**Instruction:** Write out the listing exactly as it is given.

**Records shown:**
[start]
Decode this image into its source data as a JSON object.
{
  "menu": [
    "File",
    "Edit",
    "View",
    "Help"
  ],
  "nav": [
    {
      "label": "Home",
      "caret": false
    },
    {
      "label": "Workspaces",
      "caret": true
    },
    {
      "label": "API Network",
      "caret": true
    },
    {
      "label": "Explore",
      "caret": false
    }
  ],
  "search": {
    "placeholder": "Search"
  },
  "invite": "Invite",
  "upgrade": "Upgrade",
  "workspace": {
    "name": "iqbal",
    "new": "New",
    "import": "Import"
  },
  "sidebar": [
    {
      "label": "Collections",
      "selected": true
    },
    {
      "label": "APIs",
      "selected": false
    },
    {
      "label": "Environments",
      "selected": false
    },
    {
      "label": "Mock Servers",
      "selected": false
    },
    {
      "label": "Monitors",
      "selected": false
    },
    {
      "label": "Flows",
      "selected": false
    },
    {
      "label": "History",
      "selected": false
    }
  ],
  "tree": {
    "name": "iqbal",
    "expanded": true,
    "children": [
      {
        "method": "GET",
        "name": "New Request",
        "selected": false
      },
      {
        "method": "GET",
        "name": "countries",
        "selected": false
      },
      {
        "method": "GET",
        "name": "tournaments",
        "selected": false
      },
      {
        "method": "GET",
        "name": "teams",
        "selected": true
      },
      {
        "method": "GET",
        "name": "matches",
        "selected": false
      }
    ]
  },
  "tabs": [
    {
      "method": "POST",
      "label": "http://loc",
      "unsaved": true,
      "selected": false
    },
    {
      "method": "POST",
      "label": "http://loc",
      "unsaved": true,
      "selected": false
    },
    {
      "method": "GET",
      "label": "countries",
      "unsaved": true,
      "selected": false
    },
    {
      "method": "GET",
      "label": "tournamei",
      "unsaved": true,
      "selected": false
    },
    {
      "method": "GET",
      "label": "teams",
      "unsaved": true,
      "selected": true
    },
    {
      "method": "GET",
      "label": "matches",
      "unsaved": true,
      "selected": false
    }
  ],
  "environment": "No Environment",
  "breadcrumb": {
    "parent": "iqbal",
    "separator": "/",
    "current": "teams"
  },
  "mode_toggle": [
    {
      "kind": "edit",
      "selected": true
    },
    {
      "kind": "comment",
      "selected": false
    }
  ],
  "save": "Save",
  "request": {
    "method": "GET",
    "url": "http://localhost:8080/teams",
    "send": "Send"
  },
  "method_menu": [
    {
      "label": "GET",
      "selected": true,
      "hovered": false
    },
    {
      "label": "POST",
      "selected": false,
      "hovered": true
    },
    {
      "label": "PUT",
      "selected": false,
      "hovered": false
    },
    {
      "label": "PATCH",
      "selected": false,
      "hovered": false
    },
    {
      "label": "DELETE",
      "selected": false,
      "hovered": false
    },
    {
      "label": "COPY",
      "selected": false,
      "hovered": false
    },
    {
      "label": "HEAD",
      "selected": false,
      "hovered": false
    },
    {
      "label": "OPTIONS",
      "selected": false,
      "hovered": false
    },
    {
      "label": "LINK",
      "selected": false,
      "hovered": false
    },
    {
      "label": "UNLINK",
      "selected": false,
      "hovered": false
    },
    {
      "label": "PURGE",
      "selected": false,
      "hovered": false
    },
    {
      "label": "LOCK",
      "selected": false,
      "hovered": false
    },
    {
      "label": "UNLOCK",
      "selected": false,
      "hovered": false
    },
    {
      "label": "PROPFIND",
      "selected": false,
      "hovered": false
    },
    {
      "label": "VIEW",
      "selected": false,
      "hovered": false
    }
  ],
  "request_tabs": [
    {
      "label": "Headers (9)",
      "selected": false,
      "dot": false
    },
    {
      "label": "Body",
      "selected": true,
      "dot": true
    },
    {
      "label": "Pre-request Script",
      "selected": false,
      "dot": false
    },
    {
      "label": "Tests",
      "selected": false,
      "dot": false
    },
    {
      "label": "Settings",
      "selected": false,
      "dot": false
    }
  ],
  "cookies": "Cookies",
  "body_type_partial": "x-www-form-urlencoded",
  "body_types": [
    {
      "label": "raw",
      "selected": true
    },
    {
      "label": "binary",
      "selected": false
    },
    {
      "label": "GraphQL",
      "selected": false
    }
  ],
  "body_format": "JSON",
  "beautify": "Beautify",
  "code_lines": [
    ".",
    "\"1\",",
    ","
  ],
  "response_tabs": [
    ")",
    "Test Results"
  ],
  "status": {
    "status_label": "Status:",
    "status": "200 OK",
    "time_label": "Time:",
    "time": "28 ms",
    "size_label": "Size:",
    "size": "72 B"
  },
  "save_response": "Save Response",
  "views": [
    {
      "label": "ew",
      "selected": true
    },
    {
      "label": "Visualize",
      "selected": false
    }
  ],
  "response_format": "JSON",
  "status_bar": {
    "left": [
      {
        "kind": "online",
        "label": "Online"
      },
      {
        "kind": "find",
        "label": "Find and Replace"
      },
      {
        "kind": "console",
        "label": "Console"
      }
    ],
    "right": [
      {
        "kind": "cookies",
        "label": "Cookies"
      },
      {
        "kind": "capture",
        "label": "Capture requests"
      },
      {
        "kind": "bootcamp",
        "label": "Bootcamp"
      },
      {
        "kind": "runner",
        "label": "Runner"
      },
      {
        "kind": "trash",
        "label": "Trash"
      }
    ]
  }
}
[end]
**The answer:**
Decode this image into its source data as a JSON object.
{
  "menu": [
    "File",
    "Edit",
    "View",
    "Help"
  ],
  "nav": [
    {
      "label": "Home",
      "caret": false
    },
    {
      "label": "Workspaces",
      "caret": true
    },
    {
      "label": "API Network",
      "caret": true
    },
    {
      "label": "Explore",
      "caret": false
    }
  ],
  "search": {
    "placeholder": "Search"
  },
  "invite": "Invite",
  "upgrade": "Upgrade",
  "workspace": {
    "name": "iqbal",
    "new": "New",
    "import": "Import"
  },
  "sidebar": [
    {
      "label": "Collections",
      "selected": true
    },
    {
      "label": "APIs",
      "selected": false
    },
    {
      "label": "Environments",
      "selected": false
    },
    {
      "label": "Mock Servers",
      "selected": false
    },
    {
      "label": "Monitors",
      "selected": false
    },
    {
      "label": "Flows",
      "selected": false
    },
    {
      "label": "History",
      "selected": false
    }
  ],
  "tree": {
    "name": "iqbal",
    "expanded": true,
    "children": [
      {
        "method": "GET",
        "name": "New Request",
        "selected": false
      },
      {
        "method": "GET",
        "name": "countries",
        "selected": false
      },
      {
        "method": "GET",
        "name": "tournaments",
        "selected": false
      },
      {
        "method": "GET",
        "name": "teams",
        "selected": true
      },
      {
        "method": "GET",
        "name": "matches",
        "selected": false
      }
    ]
  },
  "tabs": [
    {
      "method": "POST",
      "label": "http://loc",
      "unsaved": true,
      "selected": false
    },
    {
      "method": "POST",
      "label": "http://loc",
      "unsaved": true,
      "selected": false
    },
    {
      "method": "GET",
      "label": "countries",
      "unsaved": true,
      "selected": false
    },
    {
      "method": "GET",
      "label": "tournamei",
      "unsaved": true,
      "selected": false
    },
    {
      "method": "GET",
      "label": "teams",
      "unsaved": true,
      "selected": true
    },
    {
      "method": "GET",
      "label": "matches",
      "unsaved": true,
      "selected": false
    }
  ],
  "environment": "No Environment",
  "breadcrumb": {
    "parent": "iqbal",
    "separator": "/",
    "current": "teams"
  },
  "mode_toggle": [
    {
      "kind": "edit",
      "selected": true
    },
    {
      "kind": "comment",
      "selected": false
    }
  ],
  "save": "Save",
  "request": {
    "method": "GET",
    "url": "http://localhost:8080/teams",
    "send": "Send"
  },
  "method_menu": [
    {
      "label": "GET",
      "selected": true,
      "hovered": false
    },
    {
      "label": "POST",
      "selected": false,
      "hovered": true
    },
    {
      "label": "PUT",
      "selected": false,
      "hovered": false
    },
    {
      "label": "PATCH",
      "selected": false,
      "hovered": false
    },
    {
      "label": "DELETE",
      "selected": false,
      "hovered": false
    },
    {
      "label": "COPY",
      "selected": false,
      "hovered": false
    },
    {
      "label": "HEAD",
      "selected": false,
      "hovered": false
    },
    {
      "label": "OPTIONS",
      "selected": false,
      "hovered": false
    },
    {
      "label": "LINK",
      "selected": false,
      "hovered": false
    },
    {
      "label": "UNLINK",
      "selected": false,
      "hovered": false
    },
    {
      "label": "PURGE",
      "selected": false,
      "hovered": false
    },
    {
      "label": "LOCK",
      "selected": false,
      "hovered": false
    },
    {
      "label": "UNLOCK",
      "selected": false,
      "hovered": false
    },
    {
      "label": "PROPFIND",
      "selected": false,
      "hovered": false
    },
    {
      "label": "VIEW",
      "selected": false,
      "hovered": false
    }
  ],
  "request_tabs": [
    {
      "label": "Headers (9)",
      "selected": false,
      "dot": false
    },
    {
      "label": "Body",
      "selected": true,
      "dot": true
    },
    {
      "label": "Pre-request Script",
      "selected": false,
      "dot": false
    },
    {
      "label": "Tests",
      "selected": false,
      "dot": false
    },
    {
      "label": "Settings",
      "selected": false,
      "dot": false
    }
  ],
  "cookies": "Cookies",
  "body_type_partial": "x-www-form-urlencoded",
  "body_types": [
    {
      "label": "raw",
      "selected": true
    },
    {
      "label": "binary",
      "selected": false
    },
    {
      "label": "GraphQL",
      "selected": false
    }
  ],
  "body_format": "JSON",
  "beautify": "Beautify",
  "code_lines": [
    ".",
    "\"1\",",
    ","
  ],
  "response_tabs": [
    ")",
    "Test Results"
  ],
  "status": {
    "status_label": "Status:",
    "status": "200 OK",
    "time_label": "Time:",
    "time": "28 ms",
    "size_label": "Size:",
    "size": "72 B"
  },
  "save_response": "Save Response",
  "views": [
    {
      "label": "ew",
      "selected": true
    },
    {
      "label": "Visualize",
      "selected": false
    }
  ],
  "response_format": "JSON",
  "status_bar": {
    "left": [
      {
        "kind": "online",
        "label": "Online"
      },
      {
        "kind": "find",
        "label": "Find and Replace"
      },
      {
        "kind": "console",
        "label": "Console"
      }
    ],
    "right": [
      {
        "kind": "cookies",
        "label": "Cookies"
      },
      {
        "kind": "capture",
        "label": "Capture requests"
      },
      {
        "kind": "bootcamp",
        "label": "Bootcamp"
      },
      {
        "kind": "runner",
        "label": "Runner"
      },
      {
        "kind": "trash",
        "label": "Trash"
      }
    ]
  }
}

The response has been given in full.